== Data provided ==
+===+

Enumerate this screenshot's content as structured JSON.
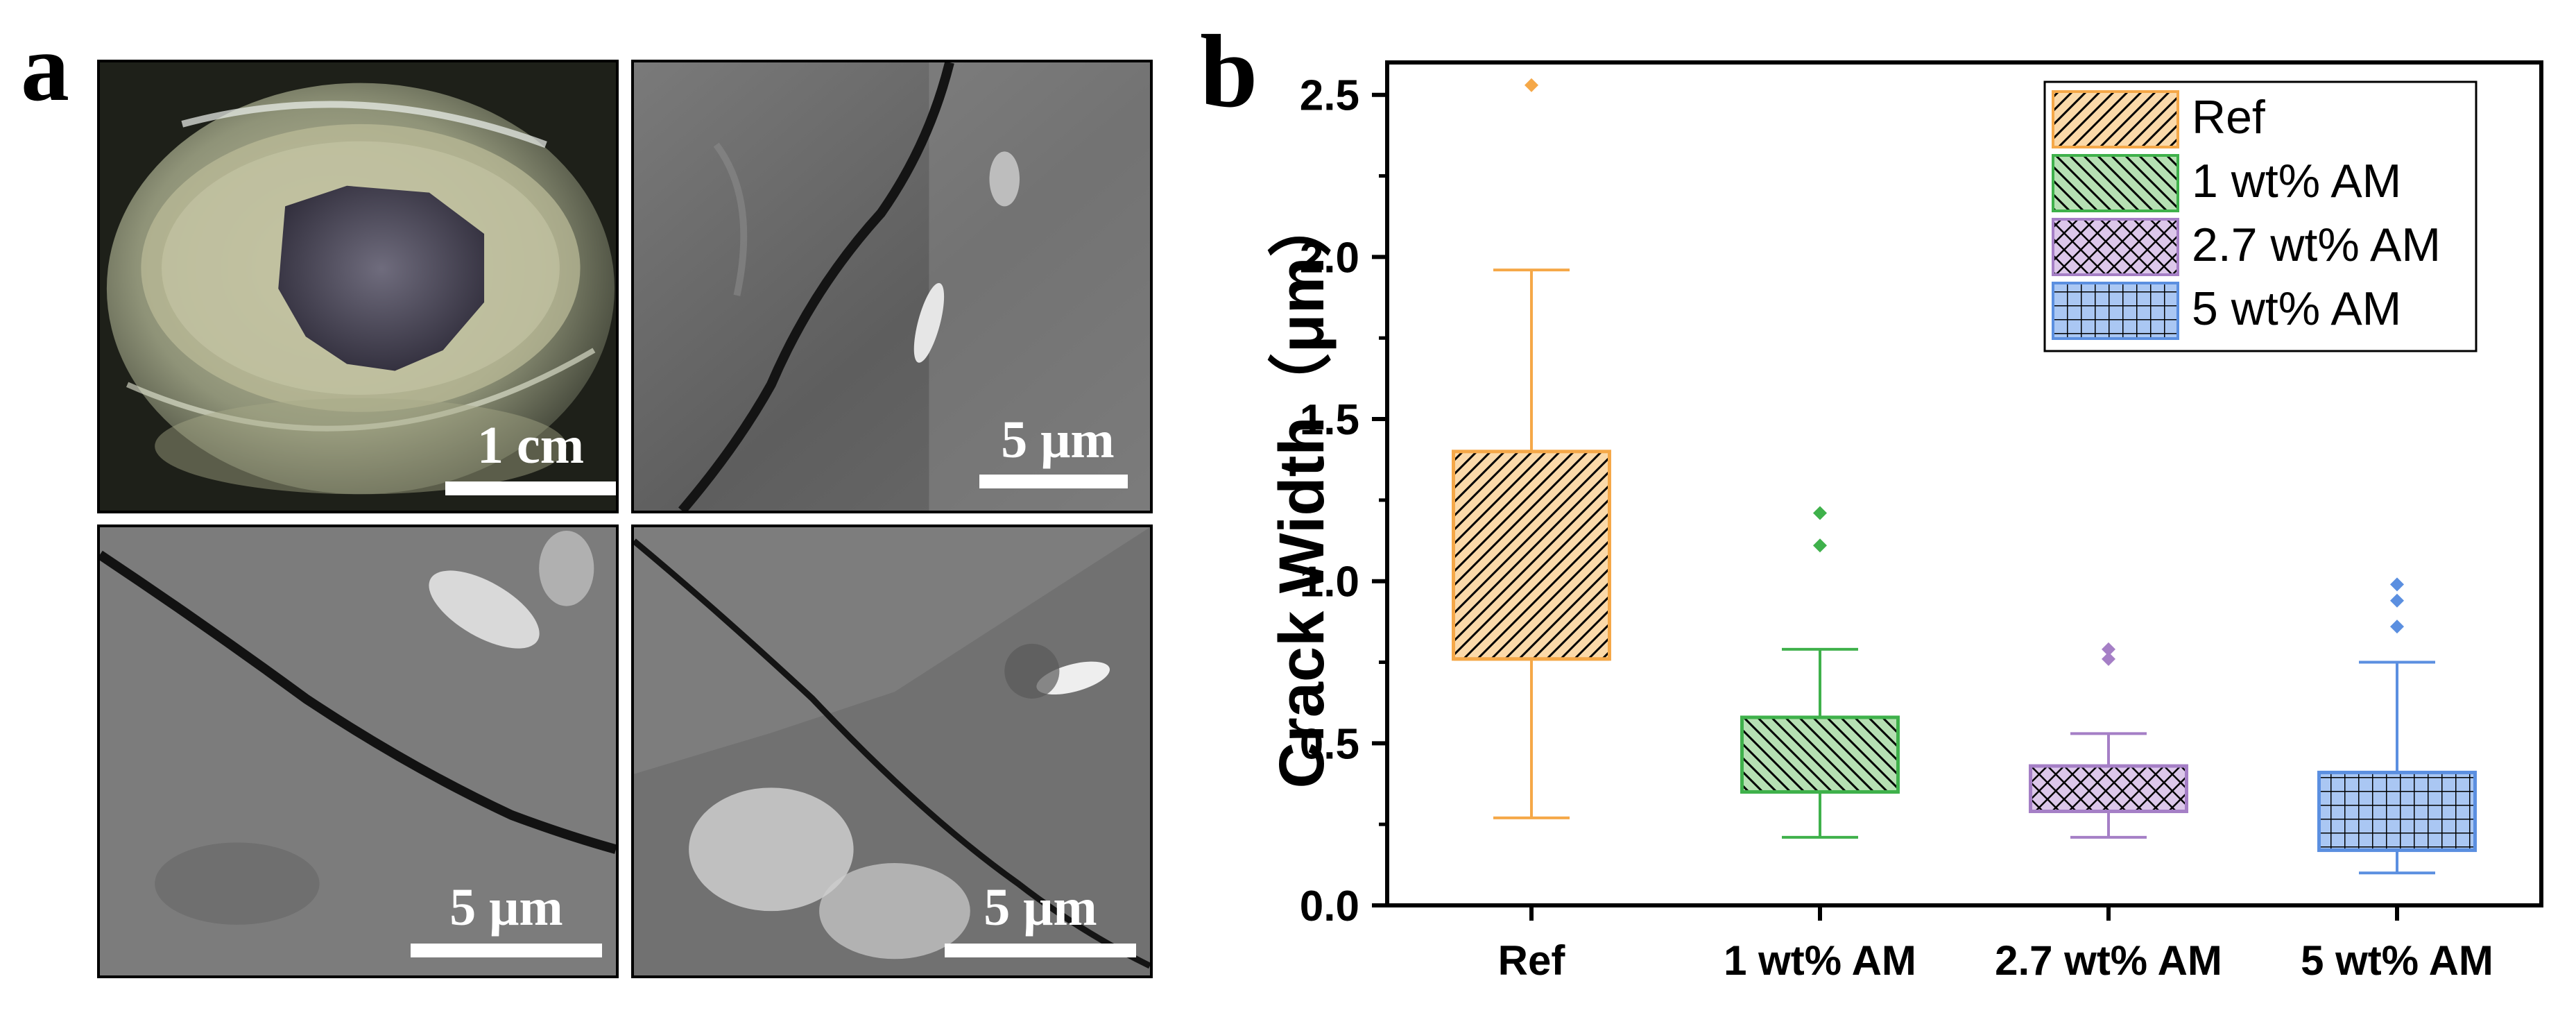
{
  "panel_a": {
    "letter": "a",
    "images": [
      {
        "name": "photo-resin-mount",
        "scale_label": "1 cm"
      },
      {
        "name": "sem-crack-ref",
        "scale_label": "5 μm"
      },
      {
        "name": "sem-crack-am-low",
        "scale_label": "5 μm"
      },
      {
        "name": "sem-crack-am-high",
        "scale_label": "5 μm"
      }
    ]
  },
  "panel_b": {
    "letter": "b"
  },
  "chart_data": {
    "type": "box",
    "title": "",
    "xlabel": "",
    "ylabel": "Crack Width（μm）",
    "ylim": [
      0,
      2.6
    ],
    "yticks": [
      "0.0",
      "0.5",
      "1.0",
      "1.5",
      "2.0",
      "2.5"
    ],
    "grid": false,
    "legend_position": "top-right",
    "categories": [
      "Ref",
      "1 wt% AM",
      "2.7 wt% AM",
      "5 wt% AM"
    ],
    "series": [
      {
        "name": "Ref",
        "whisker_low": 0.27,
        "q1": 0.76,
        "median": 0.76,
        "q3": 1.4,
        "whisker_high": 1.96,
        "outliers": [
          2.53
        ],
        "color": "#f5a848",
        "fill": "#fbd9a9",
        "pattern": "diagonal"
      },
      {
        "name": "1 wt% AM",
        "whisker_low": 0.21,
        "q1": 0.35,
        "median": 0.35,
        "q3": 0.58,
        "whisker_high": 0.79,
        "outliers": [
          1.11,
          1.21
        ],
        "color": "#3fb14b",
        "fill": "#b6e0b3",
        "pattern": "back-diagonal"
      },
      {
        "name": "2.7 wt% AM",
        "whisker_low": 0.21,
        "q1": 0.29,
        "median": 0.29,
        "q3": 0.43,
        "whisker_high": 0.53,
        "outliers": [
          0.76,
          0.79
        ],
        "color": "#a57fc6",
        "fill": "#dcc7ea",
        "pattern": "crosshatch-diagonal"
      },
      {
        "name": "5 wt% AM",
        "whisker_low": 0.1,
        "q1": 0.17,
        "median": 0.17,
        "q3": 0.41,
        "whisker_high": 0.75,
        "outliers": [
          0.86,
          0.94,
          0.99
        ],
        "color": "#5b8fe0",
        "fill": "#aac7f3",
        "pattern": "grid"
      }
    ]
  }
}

+===+

== Given request ==
Copy the records above exactly. The pictures are not part of the copy.

== Output of the task ==
Enumerate this screenshot's content as structured JSON.
{
  "panel_a": {
    "letter": "a",
    "images": [
      {
        "name": "photo-resin-mount",
        "scale_label": "1 cm"
      },
      {
        "name": "sem-crack-ref",
        "scale_label": "5 μm"
      },
      {
        "name": "sem-crack-am-low",
        "scale_label": "5 μm"
      },
      {
        "name": "sem-crack-am-high",
        "scale_label": "5 μm"
      }
    ]
  },
  "panel_b": {
    "letter": "b"
  },
  "chart_data": {
    "type": "box",
    "title": "",
    "xlabel": "",
    "ylabel": "Crack Width（μm）",
    "ylim": [
      0,
      2.6
    ],
    "yticks": [
      "0.0",
      "0.5",
      "1.0",
      "1.5",
      "2.0",
      "2.5"
    ],
    "grid": false,
    "legend_position": "top-right",
    "categories": [
      "Ref",
      "1 wt% AM",
      "2.7 wt% AM",
      "5 wt% AM"
    ],
    "series": [
      {
        "name": "Ref",
        "whisker_low": 0.27,
        "q1": 0.76,
        "median": 0.76,
        "q3": 1.4,
        "whisker_high": 1.96,
        "outliers": [
          2.53
        ],
        "color": "#f5a848",
        "fill": "#fbd9a9",
        "pattern": "diagonal"
      },
      {
        "name": "1 wt% AM",
        "whisker_low": 0.21,
        "q1": 0.35,
        "median": 0.35,
        "q3": 0.58,
        "whisker_high": 0.79,
        "outliers": [
          1.11,
          1.21
        ],
        "color": "#3fb14b",
        "fill": "#b6e0b3",
        "pattern": "back-diagonal"
      },
      {
        "name": "2.7 wt% AM",
        "whisker_low": 0.21,
        "q1": 0.29,
        "median": 0.29,
        "q3": 0.43,
        "whisker_high": 0.53,
        "outliers": [
          0.76,
          0.79
        ],
        "color": "#a57fc6",
        "fill": "#dcc7ea",
        "pattern": "crosshatch-diagonal"
      },
      {
        "name": "5 wt% AM",
        "whisker_low": 0.1,
        "q1": 0.17,
        "median": 0.17,
        "q3": 0.41,
        "whisker_high": 0.75,
        "outliers": [
          0.86,
          0.94,
          0.99
        ],
        "color": "#5b8fe0",
        "fill": "#aac7f3",
        "pattern": "grid"
      }
    ]
  }
}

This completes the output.